» Exercise
From the listing below, pull out the lines that hold "transit".

--- start ---

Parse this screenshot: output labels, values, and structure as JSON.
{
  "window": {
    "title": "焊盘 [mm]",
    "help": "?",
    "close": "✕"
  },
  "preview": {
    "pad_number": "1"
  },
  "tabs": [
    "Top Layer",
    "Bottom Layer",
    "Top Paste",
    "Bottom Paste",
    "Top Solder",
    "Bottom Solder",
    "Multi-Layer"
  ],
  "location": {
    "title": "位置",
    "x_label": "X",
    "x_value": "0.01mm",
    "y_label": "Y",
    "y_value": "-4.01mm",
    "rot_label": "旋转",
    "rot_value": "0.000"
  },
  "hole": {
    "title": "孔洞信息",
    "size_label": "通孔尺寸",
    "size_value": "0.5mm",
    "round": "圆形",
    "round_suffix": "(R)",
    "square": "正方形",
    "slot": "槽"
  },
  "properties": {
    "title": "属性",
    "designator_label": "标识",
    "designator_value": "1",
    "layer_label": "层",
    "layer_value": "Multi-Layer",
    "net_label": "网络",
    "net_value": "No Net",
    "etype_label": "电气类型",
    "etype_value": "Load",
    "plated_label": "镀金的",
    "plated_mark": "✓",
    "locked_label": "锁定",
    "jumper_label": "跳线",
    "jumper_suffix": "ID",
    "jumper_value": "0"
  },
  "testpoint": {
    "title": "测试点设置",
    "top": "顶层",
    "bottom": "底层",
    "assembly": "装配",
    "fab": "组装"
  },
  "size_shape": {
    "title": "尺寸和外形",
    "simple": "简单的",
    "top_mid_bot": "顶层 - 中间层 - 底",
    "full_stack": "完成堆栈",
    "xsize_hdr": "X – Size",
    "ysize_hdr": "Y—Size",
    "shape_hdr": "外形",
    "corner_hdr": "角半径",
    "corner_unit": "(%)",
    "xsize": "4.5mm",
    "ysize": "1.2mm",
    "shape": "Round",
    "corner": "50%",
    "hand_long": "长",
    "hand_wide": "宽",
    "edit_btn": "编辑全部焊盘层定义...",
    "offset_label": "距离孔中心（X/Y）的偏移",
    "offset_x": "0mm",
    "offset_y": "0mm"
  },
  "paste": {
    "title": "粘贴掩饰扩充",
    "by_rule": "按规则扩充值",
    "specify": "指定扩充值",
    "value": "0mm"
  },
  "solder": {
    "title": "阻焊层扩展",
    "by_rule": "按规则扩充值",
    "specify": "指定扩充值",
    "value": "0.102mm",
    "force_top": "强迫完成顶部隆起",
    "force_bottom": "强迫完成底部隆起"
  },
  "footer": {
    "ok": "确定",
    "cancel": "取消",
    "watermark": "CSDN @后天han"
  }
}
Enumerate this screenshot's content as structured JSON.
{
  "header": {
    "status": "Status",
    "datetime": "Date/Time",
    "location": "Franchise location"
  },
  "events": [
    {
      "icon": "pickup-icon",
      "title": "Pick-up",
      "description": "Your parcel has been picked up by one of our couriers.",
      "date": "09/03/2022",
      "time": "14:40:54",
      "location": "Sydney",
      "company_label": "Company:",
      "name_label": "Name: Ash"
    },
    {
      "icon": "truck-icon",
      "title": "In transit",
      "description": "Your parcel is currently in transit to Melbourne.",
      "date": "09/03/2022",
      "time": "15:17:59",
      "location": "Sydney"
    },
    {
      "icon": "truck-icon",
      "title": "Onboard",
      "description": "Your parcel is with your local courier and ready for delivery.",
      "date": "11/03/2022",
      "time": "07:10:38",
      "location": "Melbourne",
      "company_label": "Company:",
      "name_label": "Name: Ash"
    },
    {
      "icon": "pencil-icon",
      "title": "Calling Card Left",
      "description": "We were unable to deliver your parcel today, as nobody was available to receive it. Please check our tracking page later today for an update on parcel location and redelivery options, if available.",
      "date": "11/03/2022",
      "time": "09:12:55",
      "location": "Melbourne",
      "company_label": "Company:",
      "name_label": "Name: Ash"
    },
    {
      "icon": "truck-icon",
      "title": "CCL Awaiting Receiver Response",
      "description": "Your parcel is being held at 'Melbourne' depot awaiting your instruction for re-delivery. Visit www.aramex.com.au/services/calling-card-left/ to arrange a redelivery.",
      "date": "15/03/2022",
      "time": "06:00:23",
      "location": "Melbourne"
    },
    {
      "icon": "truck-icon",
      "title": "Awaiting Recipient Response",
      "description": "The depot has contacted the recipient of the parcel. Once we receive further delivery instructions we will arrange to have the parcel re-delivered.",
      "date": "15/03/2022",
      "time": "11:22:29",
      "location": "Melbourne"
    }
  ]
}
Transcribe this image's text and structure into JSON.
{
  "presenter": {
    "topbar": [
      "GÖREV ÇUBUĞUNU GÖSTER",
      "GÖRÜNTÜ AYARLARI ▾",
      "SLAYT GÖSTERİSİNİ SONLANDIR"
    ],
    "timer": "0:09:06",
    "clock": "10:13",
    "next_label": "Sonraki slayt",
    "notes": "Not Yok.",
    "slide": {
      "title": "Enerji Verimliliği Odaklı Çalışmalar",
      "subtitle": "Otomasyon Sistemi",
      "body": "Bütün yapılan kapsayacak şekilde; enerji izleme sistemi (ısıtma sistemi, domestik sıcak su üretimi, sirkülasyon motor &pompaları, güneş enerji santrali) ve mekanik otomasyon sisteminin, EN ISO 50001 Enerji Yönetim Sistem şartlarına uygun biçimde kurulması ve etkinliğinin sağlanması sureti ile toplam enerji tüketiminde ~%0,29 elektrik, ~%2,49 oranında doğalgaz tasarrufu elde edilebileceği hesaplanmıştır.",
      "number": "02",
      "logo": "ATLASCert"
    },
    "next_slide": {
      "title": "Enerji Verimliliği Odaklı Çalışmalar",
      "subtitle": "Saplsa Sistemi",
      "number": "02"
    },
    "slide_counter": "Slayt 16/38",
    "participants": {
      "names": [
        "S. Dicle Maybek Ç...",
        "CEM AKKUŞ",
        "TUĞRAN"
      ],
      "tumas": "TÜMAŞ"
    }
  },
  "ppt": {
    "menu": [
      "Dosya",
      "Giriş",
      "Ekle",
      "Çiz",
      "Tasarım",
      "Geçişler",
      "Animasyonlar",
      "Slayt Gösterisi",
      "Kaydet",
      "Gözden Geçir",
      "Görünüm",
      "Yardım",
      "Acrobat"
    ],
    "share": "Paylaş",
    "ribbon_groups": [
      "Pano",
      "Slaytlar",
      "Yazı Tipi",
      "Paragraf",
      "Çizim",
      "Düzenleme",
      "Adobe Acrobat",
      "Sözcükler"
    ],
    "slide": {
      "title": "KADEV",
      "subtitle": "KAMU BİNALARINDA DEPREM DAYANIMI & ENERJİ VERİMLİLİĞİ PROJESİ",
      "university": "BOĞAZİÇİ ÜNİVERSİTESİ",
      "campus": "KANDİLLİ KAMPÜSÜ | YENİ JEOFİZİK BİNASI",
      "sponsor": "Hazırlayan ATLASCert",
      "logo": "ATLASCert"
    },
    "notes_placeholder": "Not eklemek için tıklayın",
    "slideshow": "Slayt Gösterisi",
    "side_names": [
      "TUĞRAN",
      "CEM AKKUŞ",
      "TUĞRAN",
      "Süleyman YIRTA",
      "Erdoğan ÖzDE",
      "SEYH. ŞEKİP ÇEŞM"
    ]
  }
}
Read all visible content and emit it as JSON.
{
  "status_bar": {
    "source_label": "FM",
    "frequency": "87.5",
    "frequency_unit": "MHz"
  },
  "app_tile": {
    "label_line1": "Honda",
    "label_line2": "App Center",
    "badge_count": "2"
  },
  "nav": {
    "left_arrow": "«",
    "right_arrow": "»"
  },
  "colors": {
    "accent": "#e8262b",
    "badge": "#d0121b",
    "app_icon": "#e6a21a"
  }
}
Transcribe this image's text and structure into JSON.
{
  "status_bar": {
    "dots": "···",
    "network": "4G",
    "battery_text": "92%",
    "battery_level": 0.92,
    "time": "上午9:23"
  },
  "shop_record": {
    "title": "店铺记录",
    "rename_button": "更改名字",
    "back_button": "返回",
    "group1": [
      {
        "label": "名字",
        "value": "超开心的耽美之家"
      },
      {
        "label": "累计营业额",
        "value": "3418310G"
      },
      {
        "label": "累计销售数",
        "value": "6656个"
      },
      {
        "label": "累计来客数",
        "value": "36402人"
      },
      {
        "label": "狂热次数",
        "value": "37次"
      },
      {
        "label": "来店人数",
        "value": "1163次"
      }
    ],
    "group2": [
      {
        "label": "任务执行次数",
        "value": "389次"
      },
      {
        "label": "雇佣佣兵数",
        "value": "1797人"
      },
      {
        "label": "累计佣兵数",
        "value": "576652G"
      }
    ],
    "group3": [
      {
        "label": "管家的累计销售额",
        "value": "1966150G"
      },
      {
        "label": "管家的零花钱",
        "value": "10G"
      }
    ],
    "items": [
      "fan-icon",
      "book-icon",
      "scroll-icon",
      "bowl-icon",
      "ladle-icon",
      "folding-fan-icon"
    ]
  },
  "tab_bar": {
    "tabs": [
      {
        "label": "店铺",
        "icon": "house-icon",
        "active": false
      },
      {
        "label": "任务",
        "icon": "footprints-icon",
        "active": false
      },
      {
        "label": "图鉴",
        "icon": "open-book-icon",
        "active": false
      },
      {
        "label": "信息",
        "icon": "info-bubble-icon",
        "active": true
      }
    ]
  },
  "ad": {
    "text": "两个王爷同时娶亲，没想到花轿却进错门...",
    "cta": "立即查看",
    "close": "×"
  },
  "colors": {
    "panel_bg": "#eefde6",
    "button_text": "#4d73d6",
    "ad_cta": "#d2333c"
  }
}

--- end ---

» Answer to the exercise
      "title": "In transit",
      "description": "Your parcel is currently in transit to Melbourne.",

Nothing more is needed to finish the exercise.